Challenge: Write out the listing below in full and exactly, leaving out every picture.

Material for the task:
━━━━━━━━━━━━━━━━━━━━

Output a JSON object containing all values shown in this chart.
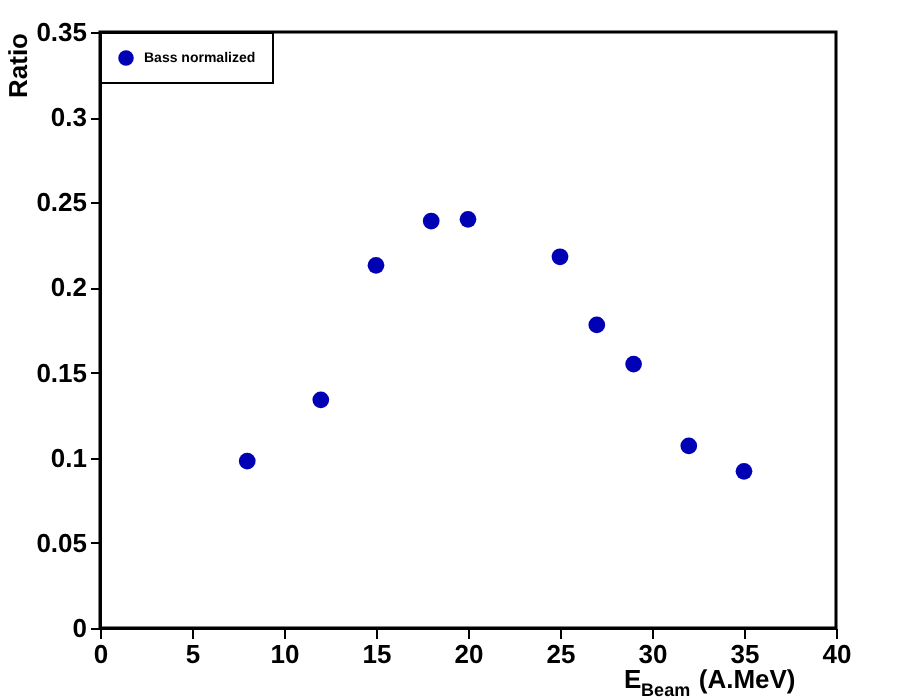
{
  "chart_data": {
    "type": "scatter",
    "xlabel": "E$_{Beam}$ (A.MeV)",
    "ylabel": "Ratio",
    "x": [
      8,
      12,
      15,
      18,
      20,
      25,
      27,
      29,
      32,
      35
    ],
    "series": [
      {
        "name": "Bass normalized",
        "color": "#0000b4",
        "values": [
          0.098,
          0.134,
          0.213,
          0.239,
          0.24,
          0.218,
          0.178,
          0.155,
          0.107,
          0.092
        ]
      }
    ],
    "xlim": [
      0,
      40
    ],
    "xticks": [
      0,
      5,
      10,
      15,
      20,
      25,
      30,
      35,
      40
    ],
    "ylim": [
      0,
      0.35
    ],
    "yticks": [
      0,
      0.05,
      0.1,
      0.15,
      0.2,
      0.25,
      0.3,
      0.35
    ],
    "grid": false,
    "legend": "top left",
    "marker": "circle"
  }
}
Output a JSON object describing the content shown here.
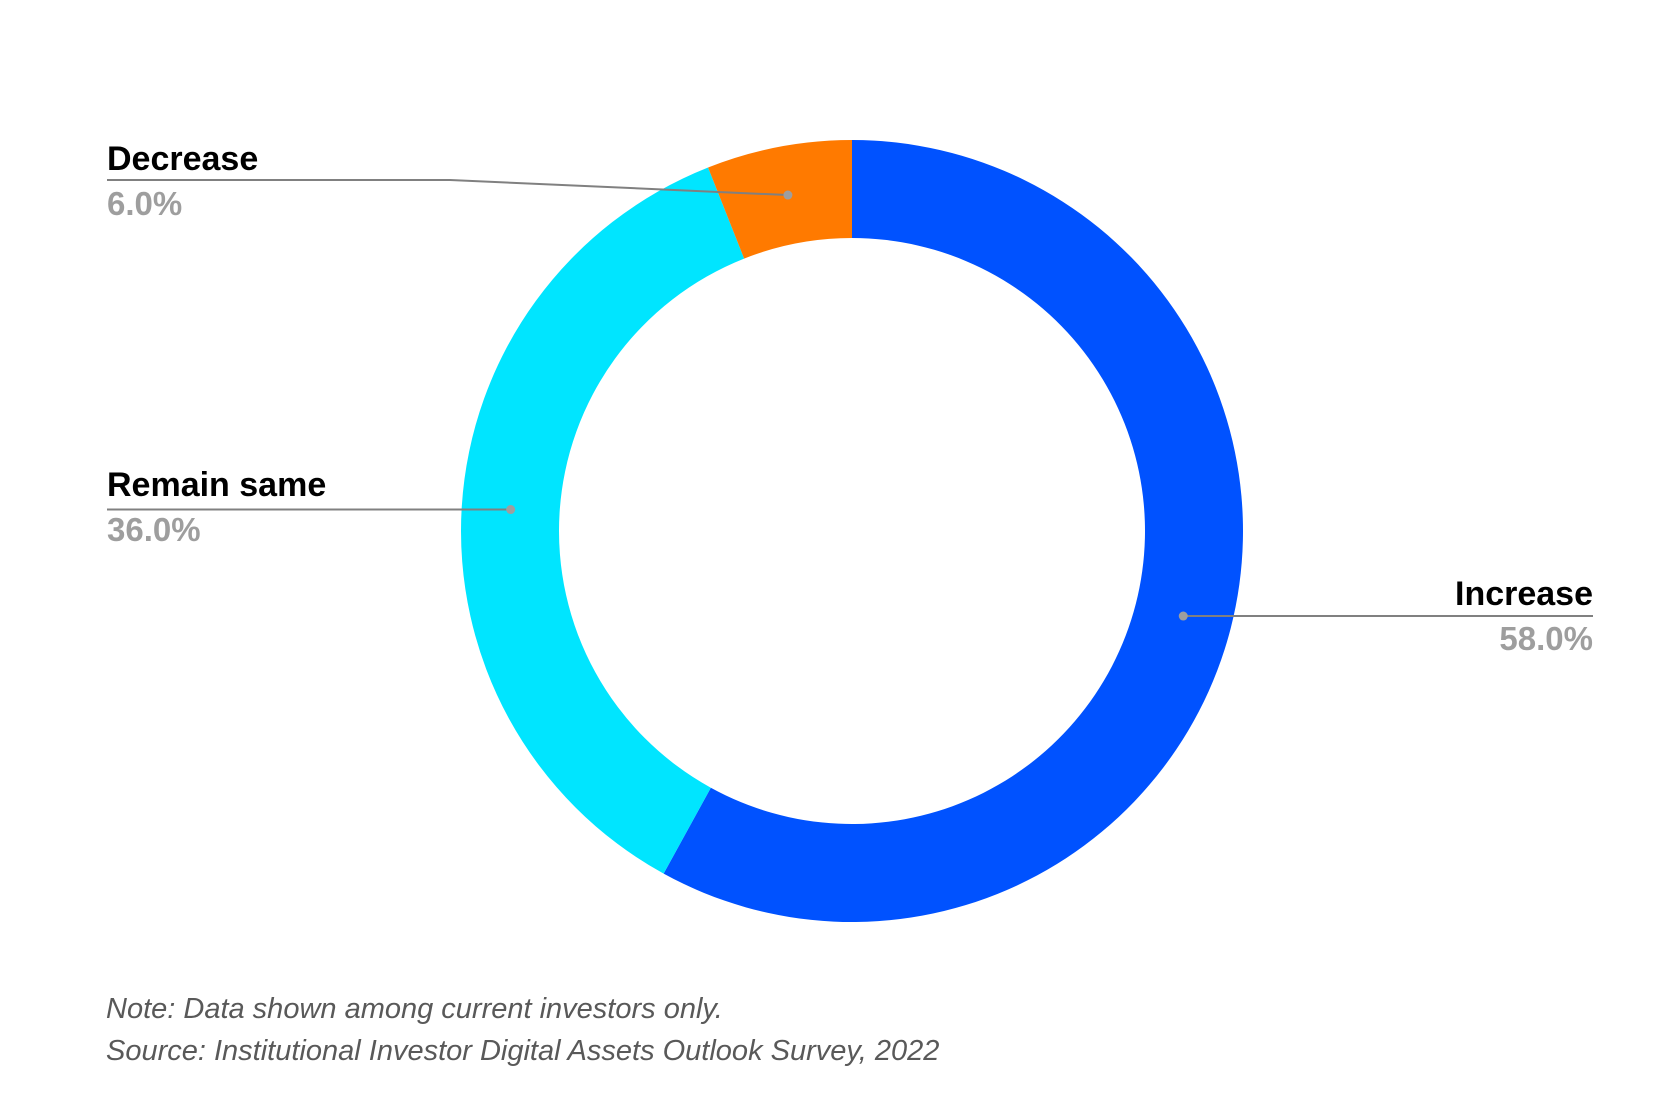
{
  "chart_data": {
    "type": "pie",
    "style": "donut",
    "title": "",
    "categories": [
      "Increase",
      "Remain same",
      "Decrease"
    ],
    "values": [
      58.0,
      36.0,
      6.0
    ],
    "value_labels": [
      "58.0%",
      "36.0%",
      "6.0%"
    ],
    "colors": [
      "#0052ff",
      "#00e5ff",
      "#ff7a00"
    ],
    "leader_color": "#808080",
    "label_placement": "outside with leader lines",
    "start": "top, clockwise"
  },
  "footer": {
    "note": "Note: Data shown among current investors only.",
    "source": "Source: Institutional Investor Digital Assets Outlook Survey, 2022"
  }
}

━━━━━━━━━━━━━━━━━━━━

Correct output:
Output a JSON object containing all values shown in this chart.
{
  "chart_data": {
    "type": "scatter",
    "xlabel": "E$_{Beam}$ (A.MeV)",
    "ylabel": "Ratio",
    "x": [
      8,
      12,
      15,
      18,
      20,
      25,
      27,
      29,
      32,
      35
    ],
    "series": [
      {
        "name": "Bass normalized",
        "color": "#0000b4",
        "values": [
          0.098,
          0.134,
          0.213,
          0.239,
          0.24,
          0.218,
          0.178,
          0.155,
          0.107,
          0.092
        ]
      }
    ],
    "xlim": [
      0,
      40
    ],
    "xticks": [
      0,
      5,
      10,
      15,
      20,
      25,
      30,
      35,
      40
    ],
    "ylim": [
      0,
      0.35
    ],
    "yticks": [
      0,
      0.05,
      0.1,
      0.15,
      0.2,
      0.25,
      0.3,
      0.35
    ],
    "grid": false,
    "legend": "top left",
    "marker": "circle"
  }
}
Output a JSON object describing the content shown here.
{
  "chart_data": {
    "type": "pie",
    "style": "donut",
    "title": "",
    "categories": [
      "Increase",
      "Remain same",
      "Decrease"
    ],
    "values": [
      58.0,
      36.0,
      6.0
    ],
    "value_labels": [
      "58.0%",
      "36.0%",
      "6.0%"
    ],
    "colors": [
      "#0052ff",
      "#00e5ff",
      "#ff7a00"
    ],
    "leader_color": "#808080",
    "label_placement": "outside with leader lines",
    "start": "top, clockwise"
  },
  "footer": {
    "note": "Note: Data shown among current investors only.",
    "source": "Source: Institutional Investor Digital Assets Outlook Survey, 2022"
  }
}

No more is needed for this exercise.